* _EXCERPT TO READ_
The California complaint follow on the heels of the DoJ complaint but it hangs its hat on an aggressive theory — that S&P’s ratings violate California’s False Claims Act.  While I do not yet have an opinion about whether that is a stretch, I do note the allegations in the complaint add to the tragicomic ones that we have seen in the other complaints filed against rating agencies.  Here are some of the more quote-worthy ones:

  • S&P executives “suppressed development of new, more accurate rating models that would have produced fewer AAA ratings -and therefore lower profits and market share. As one senior managing director at S&P later confessed, “I knew it was wrong at the time.” (3)
  • “S&P knew that its rating process and criteria had become so degraded that many of its ratings were, in the words of one S&P analyst, little better than a “coin toss.” During those years, its models were “massaged” using “magic numbers” and “guesses,” in the words of other senior S&P executives.” (3)
  • “it rated notes issued by structured investment vehicles (“SIVs”) another type of security central to this case-without obtaining key data about the assets underlying the SIVs. A reporter later asked the responsible executive about this failing: “If you didn’t have the data, and you’re a data-based credit rating agency, why not walk away” from rating these deals? His response was remarkably candid: “The revenue potential was too large.” (4)

* _EXERCISE REQUIREMENTS_
In the excerpt about the California complaint, which law does the complaint say S&P's ratings violate? Please rely only on the excerpt about the California complaint.

* _DATA LINES_
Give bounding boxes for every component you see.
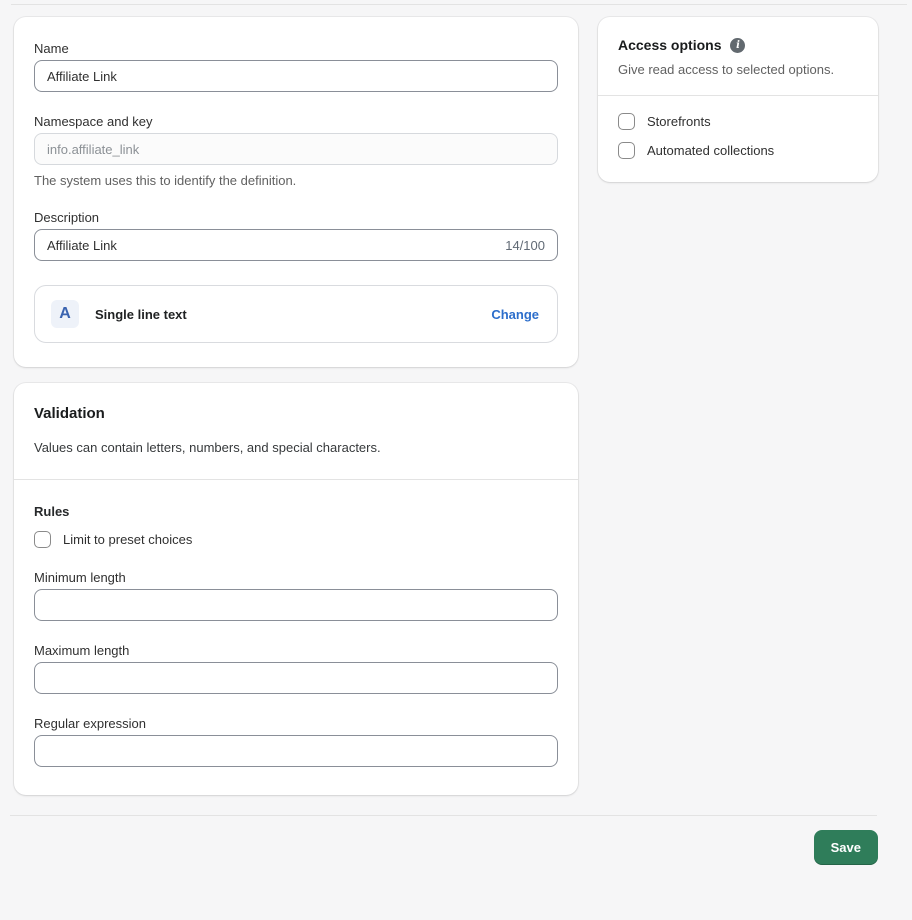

* _ANSWER TO THIS TASK_
California's False Claims Act